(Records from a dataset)

= = = = = = =

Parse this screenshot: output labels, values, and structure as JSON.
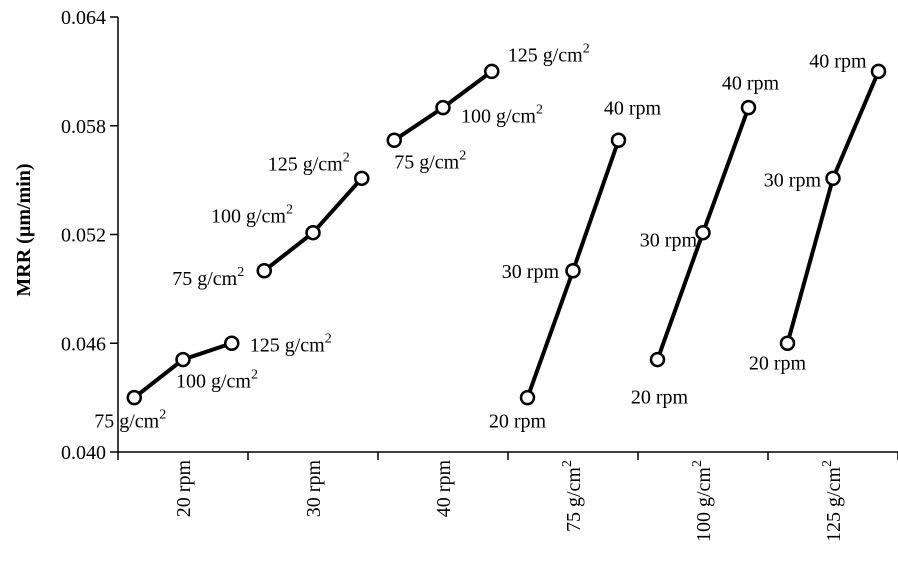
{
  "chart_data": {
    "type": "line",
    "ylabel": "MRR (µm/min)",
    "ylim": [
      0.04,
      0.064
    ],
    "yticks": [
      "0.064",
      "0.058",
      "0.052",
      "0.046",
      "0.040"
    ],
    "ytick_values": [
      0.064,
      0.058,
      0.052,
      0.046,
      0.04
    ],
    "categories": [
      {
        "label": "20 rpm",
        "sup": ""
      },
      {
        "label": "30 rpm",
        "sup": ""
      },
      {
        "label": "40 rpm",
        "sup": ""
      },
      {
        "label": "75 g/cm",
        "sup": "2"
      },
      {
        "label": "100 g/cm",
        "sup": "2"
      },
      {
        "label": "125 g/cm",
        "sup": "2"
      }
    ],
    "series": [
      {
        "category": "20 rpm",
        "points": [
          {
            "label": "75 g/cm",
            "sup": "2",
            "y": 0.043
          },
          {
            "label": "100 g/cm",
            "sup": "2",
            "y": 0.0451
          },
          {
            "label": "125 g/cm",
            "sup": "2",
            "y": 0.046
          }
        ]
      },
      {
        "category": "30 rpm",
        "points": [
          {
            "label": "75 g/cm",
            "sup": "2",
            "y": 0.05
          },
          {
            "label": "100 g/cm",
            "sup": "2",
            "y": 0.0521
          },
          {
            "label": "125 g/cm",
            "sup": "2",
            "y": 0.0551
          }
        ]
      },
      {
        "category": "40 rpm",
        "points": [
          {
            "label": "75 g/cm",
            "sup": "2",
            "y": 0.0572
          },
          {
            "label": "100 g/cm",
            "sup": "2",
            "y": 0.059
          },
          {
            "label": "125 g/cm",
            "sup": "2",
            "y": 0.061
          }
        ]
      },
      {
        "category": "75 g/cm2",
        "points": [
          {
            "label": "20 rpm",
            "sup": "",
            "y": 0.043
          },
          {
            "label": "30 rpm",
            "sup": "",
            "y": 0.05
          },
          {
            "label": "40 rpm",
            "sup": "",
            "y": 0.0572
          }
        ]
      },
      {
        "category": "100 g/cm2",
        "points": [
          {
            "label": "20 rpm",
            "sup": "",
            "y": 0.0451
          },
          {
            "label": "30 rpm",
            "sup": "",
            "y": 0.0521
          },
          {
            "label": "40 rpm",
            "sup": "",
            "y": 0.059
          }
        ]
      },
      {
        "category": "125 g/cm2",
        "points": [
          {
            "label": "20 rpm",
            "sup": "",
            "y": 0.046
          },
          {
            "label": "30 rpm",
            "sup": "",
            "y": 0.0551
          },
          {
            "label": "40 rpm",
            "sup": "",
            "y": 0.061
          }
        ]
      }
    ]
  }
}
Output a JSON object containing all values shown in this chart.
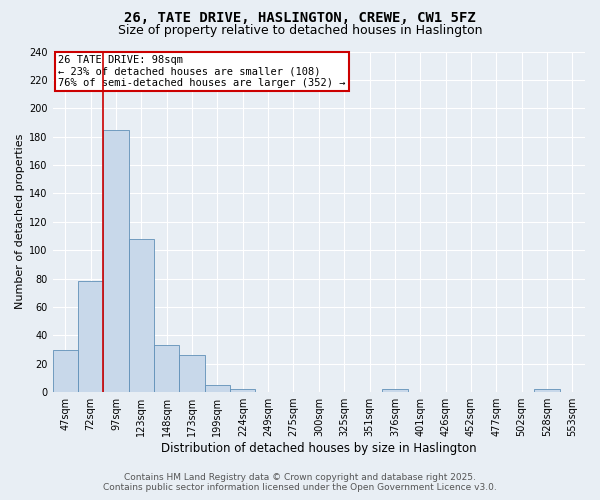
{
  "title": "26, TATE DRIVE, HASLINGTON, CREWE, CW1 5FZ",
  "subtitle": "Size of property relative to detached houses in Haslington",
  "xlabel": "Distribution of detached houses by size in Haslington",
  "ylabel": "Number of detached properties",
  "footer_line1": "Contains HM Land Registry data © Crown copyright and database right 2025.",
  "footer_line2": "Contains public sector information licensed under the Open Government Licence v3.0.",
  "categories": [
    "47sqm",
    "72sqm",
    "97sqm",
    "123sqm",
    "148sqm",
    "173sqm",
    "199sqm",
    "224sqm",
    "249sqm",
    "275sqm",
    "300sqm",
    "325sqm",
    "351sqm",
    "376sqm",
    "401sqm",
    "426sqm",
    "452sqm",
    "477sqm",
    "502sqm",
    "528sqm",
    "553sqm"
  ],
  "values": [
    30,
    78,
    185,
    108,
    33,
    26,
    5,
    2,
    0,
    0,
    0,
    0,
    0,
    2,
    0,
    0,
    0,
    0,
    0,
    2,
    0
  ],
  "bar_color": "#c8d8ea",
  "bar_edge_color": "#6090b8",
  "red_line_color": "#cc0000",
  "red_line_bar_index": 2,
  "annotation_text_line1": "26 TATE DRIVE: 98sqm",
  "annotation_text_line2": "← 23% of detached houses are smaller (108)",
  "annotation_text_line3": "76% of semi-detached houses are larger (352) →",
  "annotation_box_facecolor": "#ffffff",
  "annotation_border_color": "#cc0000",
  "ylim": [
    0,
    240
  ],
  "yticks": [
    0,
    20,
    40,
    60,
    80,
    100,
    120,
    140,
    160,
    180,
    200,
    220,
    240
  ],
  "background_color": "#e8eef4",
  "grid_color": "#ffffff",
  "title_fontsize": 10,
  "subtitle_fontsize": 9,
  "xlabel_fontsize": 8.5,
  "ylabel_fontsize": 8,
  "tick_fontsize": 7,
  "annotation_fontsize": 7.5,
  "footer_fontsize": 6.5
}
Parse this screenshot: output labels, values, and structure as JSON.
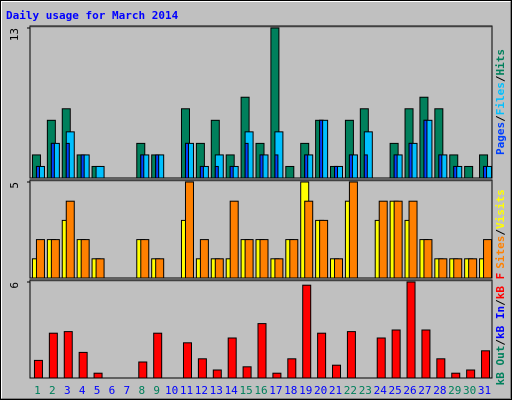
{
  "title": "Daily usage for March 2014",
  "separator": "/",
  "chart_data": [
    {
      "type": "bar",
      "ylim": [
        0,
        13
      ],
      "yticks": [
        13
      ],
      "series": [
        {
          "name": "Hits",
          "color": "#00805c",
          "values": [
            2,
            5,
            6,
            2,
            1,
            0,
            0,
            3,
            2,
            0,
            6,
            3,
            5,
            2,
            7,
            3,
            13,
            1,
            3,
            5,
            1,
            5,
            6,
            0,
            3,
            6,
            7,
            6,
            2,
            1,
            2
          ]
        },
        {
          "name": "Files",
          "color": "#00c0ff",
          "values": [
            1,
            3,
            4,
            2,
            1,
            0,
            0,
            2,
            2,
            0,
            3,
            1,
            2,
            1,
            4,
            2,
            4,
            0,
            2,
            5,
            1,
            2,
            4,
            0,
            2,
            3,
            5,
            2,
            1,
            0,
            1
          ]
        },
        {
          "name": "Pages",
          "color": "#0040ff",
          "values": [
            1,
            3,
            3,
            2,
            0,
            0,
            0,
            2,
            2,
            0,
            3,
            1,
            1,
            1,
            3,
            2,
            2,
            0,
            2,
            5,
            1,
            2,
            2,
            0,
            2,
            3,
            5,
            2,
            1,
            0,
            1
          ]
        }
      ]
    },
    {
      "type": "bar",
      "ylim": [
        0,
        5
      ],
      "yticks": [
        5
      ],
      "series": [
        {
          "name": "Visits",
          "color": "#ffff00",
          "values": [
            1,
            2,
            3,
            2,
            1,
            0,
            0,
            2,
            1,
            0,
            3,
            1,
            1,
            1,
            2,
            2,
            1,
            2,
            5,
            3,
            1,
            4,
            0,
            3,
            4,
            3,
            2,
            1,
            1,
            1,
            1
          ]
        },
        {
          "name": "Sites",
          "color": "#ff8000",
          "values": [
            2,
            2,
            4,
            2,
            1,
            0,
            0,
            2,
            1,
            0,
            5,
            2,
            1,
            4,
            2,
            2,
            1,
            2,
            4,
            3,
            1,
            5,
            0,
            4,
            4,
            4,
            2,
            1,
            1,
            1,
            2
          ]
        }
      ]
    },
    {
      "type": "bar",
      "ylim": [
        0,
        6
      ],
      "yticks": [
        6
      ],
      "categories": [
        "1",
        "2",
        "3",
        "4",
        "5",
        "6",
        "7",
        "8",
        "9",
        "10",
        "11",
        "12",
        "13",
        "14",
        "15",
        "16",
        "17",
        "18",
        "19",
        "20",
        "21",
        "22",
        "23",
        "24",
        "25",
        "26",
        "27",
        "28",
        "29",
        "30",
        "31"
      ],
      "category_colors": [
        "#00805c",
        "#00805c",
        "#0000ff",
        "#0000ff",
        "#0000ff",
        "#0000ff",
        "#0000ff",
        "#00805c",
        "#00805c",
        "#0000ff",
        "#0000ff",
        "#0000ff",
        "#0000ff",
        "#0000ff",
        "#00805c",
        "#00805c",
        "#0000ff",
        "#0000ff",
        "#0000ff",
        "#0000ff",
        "#0000ff",
        "#00805c",
        "#00805c",
        "#0000ff",
        "#0000ff",
        "#0000ff",
        "#0000ff",
        "#0000ff",
        "#00805c",
        "#00805c",
        "#0000ff"
      ],
      "series": [
        {
          "name": "kB F",
          "color": "#ff0000",
          "values": [
            1.1,
            2.8,
            2.9,
            1.6,
            0.3,
            0,
            0,
            1.0,
            2.8,
            0,
            2.2,
            1.2,
            0.5,
            2.5,
            0.7,
            3.4,
            0.3,
            1.2,
            5.8,
            2.8,
            0.8,
            2.9,
            0,
            2.5,
            3.0,
            6.0,
            3.0,
            1.2,
            0.3,
            0.5,
            1.7
          ]
        },
        {
          "name": "kB In",
          "color": "#0000ff"
        },
        {
          "name": "kB Out",
          "color": "#00805c"
        }
      ]
    }
  ]
}
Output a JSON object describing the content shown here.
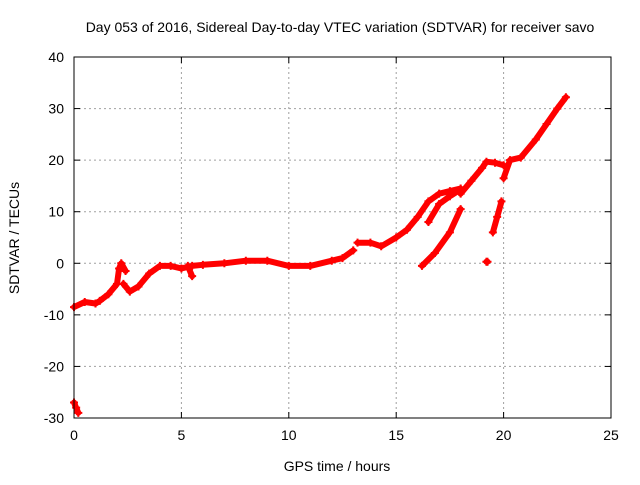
{
  "chart_data": {
    "type": "scatter",
    "title": "Day 053 of 2016, Sidereal Day-to-day VTEC variation (SDTVAR) for receiver savo",
    "xlabel": "GPS time / hours",
    "ylabel": "SDTVAR / TECUs",
    "xlim": [
      0,
      25
    ],
    "ylim": [
      -30,
      40
    ],
    "xticks": [
      0,
      5,
      10,
      15,
      20,
      25
    ],
    "yticks": [
      -30,
      -20,
      -10,
      0,
      10,
      20,
      30,
      40
    ],
    "grid": true,
    "marker_color": "#ff0000",
    "series": [
      {
        "name": "seg-a",
        "points": [
          [
            0,
            -27
          ],
          [
            0.1,
            -28
          ],
          [
            0.2,
            -29
          ]
        ]
      },
      {
        "name": "seg-b",
        "points": [
          [
            0,
            -8.5
          ],
          [
            0.5,
            -7.5
          ],
          [
            1,
            -7.8
          ],
          [
            1.2,
            -7.3
          ],
          [
            1.6,
            -6
          ],
          [
            2,
            -4
          ],
          [
            2.1,
            -1
          ],
          [
            2.2,
            0
          ],
          [
            2.4,
            -1.5
          ]
        ]
      },
      {
        "name": "seg-c",
        "points": [
          [
            2.3,
            -4
          ],
          [
            2.6,
            -5.5
          ],
          [
            3,
            -4.5
          ],
          [
            3.5,
            -2
          ],
          [
            4,
            -0.5
          ],
          [
            4.5,
            -0.5
          ],
          [
            5,
            -1
          ],
          [
            5.5,
            -0.5
          ],
          [
            6,
            -0.3
          ],
          [
            7,
            0
          ],
          [
            8,
            0.5
          ],
          [
            9,
            0.5
          ],
          [
            10,
            -0.5
          ],
          [
            11,
            -0.5
          ],
          [
            12,
            0.5
          ],
          [
            12.5,
            1
          ],
          [
            13,
            2.5
          ]
        ]
      },
      {
        "name": "seg-d",
        "points": [
          [
            5.3,
            -0.5
          ],
          [
            5.5,
            -2.5
          ]
        ]
      },
      {
        "name": "seg-e",
        "points": [
          [
            13.2,
            4
          ],
          [
            13.8,
            4
          ],
          [
            14.3,
            3.3
          ],
          [
            15,
            5
          ],
          [
            15.5,
            6.5
          ],
          [
            16,
            9
          ],
          [
            16.5,
            12
          ],
          [
            17,
            13.5
          ],
          [
            17.5,
            14
          ],
          [
            18,
            14.5
          ]
        ]
      },
      {
        "name": "seg-f",
        "points": [
          [
            16.5,
            8
          ],
          [
            17,
            11.5
          ],
          [
            17.5,
            13
          ],
          [
            18,
            14.3
          ]
        ]
      },
      {
        "name": "seg-g",
        "points": [
          [
            16.2,
            -0.5
          ],
          [
            16.8,
            2
          ],
          [
            17.5,
            6
          ],
          [
            18,
            10.5
          ]
        ]
      },
      {
        "name": "seg-h",
        "points": [
          [
            18,
            13.5
          ],
          [
            18.5,
            16
          ],
          [
            19,
            18.5
          ],
          [
            19.2,
            19.7
          ],
          [
            19.6,
            19.5
          ],
          [
            20,
            19
          ]
        ]
      },
      {
        "name": "seg-i",
        "points": [
          [
            19.5,
            6
          ],
          [
            19.7,
            9
          ],
          [
            19.9,
            12
          ]
        ]
      },
      {
        "name": "seg-j",
        "points": [
          [
            19.2,
            0.3
          ],
          [
            19.25,
            0.3
          ]
        ]
      },
      {
        "name": "seg-k",
        "points": [
          [
            20,
            16.5
          ],
          [
            20.3,
            20
          ],
          [
            20.8,
            20.5
          ],
          [
            21.5,
            24
          ],
          [
            22,
            27
          ],
          [
            22.5,
            30
          ],
          [
            22.9,
            32.2
          ]
        ]
      }
    ]
  }
}
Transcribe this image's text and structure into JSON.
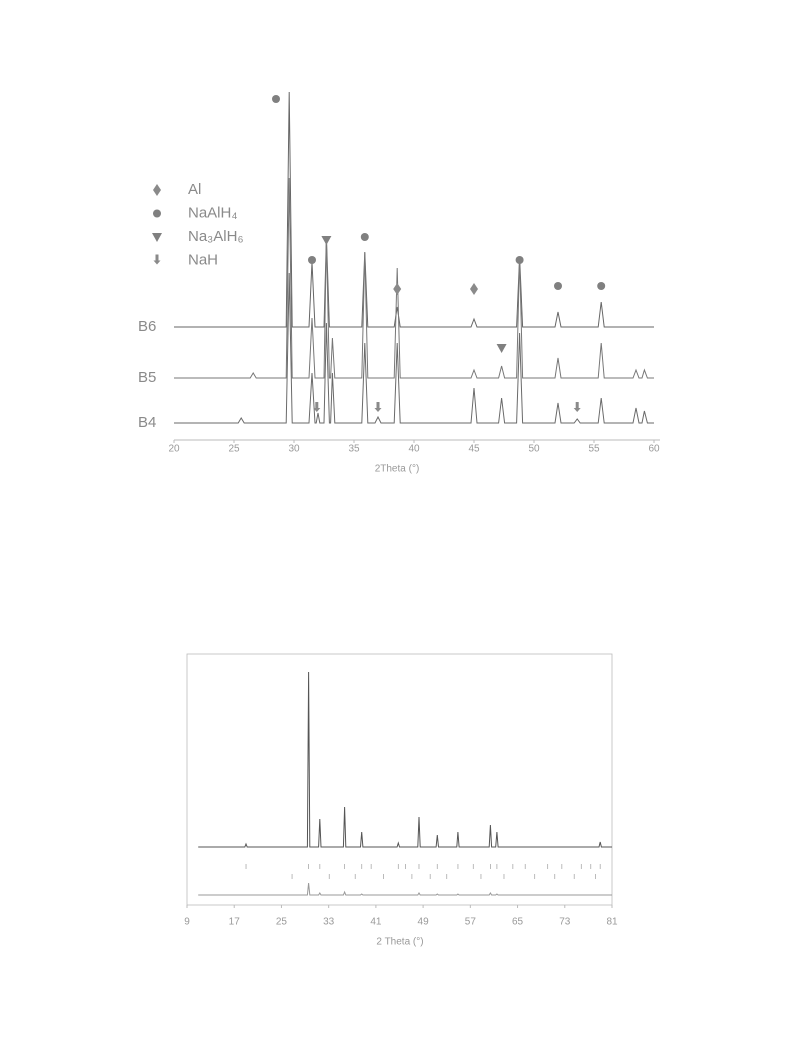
{
  "chart_data": [
    {
      "type": "line",
      "x": [
        20,
        25.35,
        25.6,
        25.85,
        26.35,
        26.6,
        26.85,
        29.35,
        29.6,
        29.85,
        31.25,
        31.5,
        31.75,
        31.85,
        32.0,
        32.15,
        32.5,
        32.7,
        32.95,
        33.05,
        33.2,
        33.4,
        35.65,
        35.9,
        36.15,
        36.75,
        37.0,
        37.25,
        38.35,
        38.6,
        38.85,
        44.75,
        45.0,
        45.25,
        47.05,
        47.3,
        47.55,
        48.55,
        48.8,
        49.05,
        51.75,
        52.0,
        52.25,
        53.35,
        53.6,
        53.85,
        55.35,
        55.6,
        55.85,
        58.25,
        58.5,
        58.75,
        59.0,
        59.2,
        59.45,
        60
      ],
      "series": [
        {
          "name": "B6",
          "color": "#666666",
          "values": [
            0,
            0,
            0,
            0,
            0,
            0,
            0,
            0,
            235,
            0,
            0,
            65,
            0,
            0,
            0,
            0,
            0,
            90,
            0,
            0,
            0,
            0,
            0,
            75,
            0,
            0,
            0,
            0,
            0,
            20,
            0,
            0,
            8,
            0,
            0,
            0,
            0,
            0,
            70,
            0,
            0,
            15,
            0,
            0,
            0,
            0,
            0,
            25,
            0,
            0,
            0,
            0,
            0,
            0,
            0,
            0
          ]
        },
        {
          "name": "B5",
          "color": "#777777",
          "values": [
            0,
            0,
            0,
            0,
            0,
            5,
            0,
            0,
            200,
            0,
            0,
            60,
            0,
            0,
            0,
            0,
            0,
            140,
            0,
            0,
            40,
            0,
            0,
            125,
            0,
            0,
            0,
            0,
            0,
            110,
            0,
            0,
            8,
            0,
            0,
            12,
            0,
            0,
            120,
            0,
            0,
            20,
            0,
            0,
            0,
            0,
            0,
            35,
            0,
            0,
            8,
            0,
            0,
            8,
            0,
            0
          ]
        },
        {
          "name": "B4",
          "color": "#6a6a6a",
          "values": [
            0,
            0,
            5,
            0,
            0,
            0,
            0,
            0,
            150,
            0,
            0,
            50,
            0,
            0,
            10,
            0,
            0,
            100,
            0,
            0,
            50,
            0,
            0,
            80,
            0,
            0,
            6,
            0,
            0,
            80,
            0,
            0,
            35,
            0,
            0,
            25,
            0,
            0,
            90,
            0,
            0,
            20,
            0,
            0,
            4,
            0,
            0,
            25,
            0,
            0,
            15,
            0,
            0,
            12,
            0,
            0
          ]
        }
      ],
      "legend": [
        {
          "name": "Al",
          "symbol": "diamond",
          "color": "#8a8a8a",
          "x": [
            38.6,
            45.0
          ],
          "y": [
            38,
            38
          ]
        },
        {
          "name": "NaAlH₄",
          "symbol": "circle",
          "color": "#808080",
          "x": [
            28.5,
            31.5,
            35.9,
            48.8,
            52.0,
            55.6
          ],
          "y": [
            228,
            67,
            90,
            67,
            41,
            41
          ]
        },
        {
          "name": "Na₃AlH₆",
          "symbol": "triangle",
          "color": "#808080",
          "x": [
            32.7,
            47.3
          ],
          "y": [
            87,
            -21
          ]
        },
        {
          "name": "NaH",
          "symbol": "arrow",
          "color": "#8a8a8a",
          "x": [
            31.9,
            37.0,
            53.6
          ],
          "y": [
            -81,
            -81,
            -81
          ]
        }
      ],
      "xlim": [
        20,
        60
      ],
      "xticks": [
        20,
        25,
        30,
        35,
        40,
        45,
        50,
        55,
        60
      ],
      "xlabel": "2Theta (°)"
    },
    {
      "type": "line",
      "x": [
        10.9,
        18.8,
        19,
        19.2,
        29.4,
        29.6,
        29.8,
        31.3,
        31.5,
        31.7,
        35.5,
        35.7,
        35.9,
        38.4,
        38.6,
        38.8,
        44.6,
        44.8,
        45,
        48.1,
        48.3,
        48.5,
        51.2,
        51.4,
        51.6,
        54.7,
        54.9,
        55.1,
        60.2,
        60.4,
        60.6,
        61.3,
        61.5,
        61.7,
        78.8,
        79,
        79.2,
        81
      ],
      "series": [
        {
          "color": "#555555",
          "values": [
            0,
            0,
            3,
            0,
            0,
            175,
            0,
            0,
            28,
            0,
            0,
            40,
            0,
            0,
            15,
            0,
            0,
            4,
            0,
            0,
            30,
            0,
            0,
            12,
            0,
            0,
            15,
            0,
            0,
            22,
            0,
            0,
            15,
            0,
            0,
            5,
            0,
            0
          ]
        },
        {
          "color": "#999999",
          "values": [
            0,
            0,
            0,
            0,
            0,
            12,
            0,
            0,
            2,
            0,
            0,
            3,
            0,
            0,
            1,
            0,
            0,
            0,
            0,
            0,
            2,
            0,
            0,
            1,
            0,
            0,
            1,
            0,
            0,
            2,
            0,
            0,
            1,
            0,
            0,
            0,
            0,
            0
          ]
        }
      ],
      "reflections": [
        [
          19.0,
          29.6,
          31.5,
          35.7,
          38.6,
          40.2,
          44.8,
          46.0,
          48.3,
          51.4,
          54.9,
          57.5,
          60.4,
          61.5,
          64.2,
          66.3,
          70.1,
          72.5,
          75.8,
          77.4,
          79.0
        ],
        [
          26.8,
          33.1,
          37.5,
          42.3,
          47.1,
          50.2,
          53.0,
          58.8,
          62.7,
          67.9,
          71.3,
          74.6,
          78.2
        ]
      ],
      "xlim": [
        9,
        81
      ],
      "xticks": [
        9,
        17,
        25,
        33,
        41,
        49,
        57,
        65,
        73,
        81
      ],
      "xlabel": "2 Theta (°)"
    }
  ]
}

= = = = = = =

■ EXERCISE REQUIREMENTS ■
Show every line that contains the word "categories".

■ ANSWER FOR THIS EXERCISE ■
    "categories": [
  "categories": [
      "categories": [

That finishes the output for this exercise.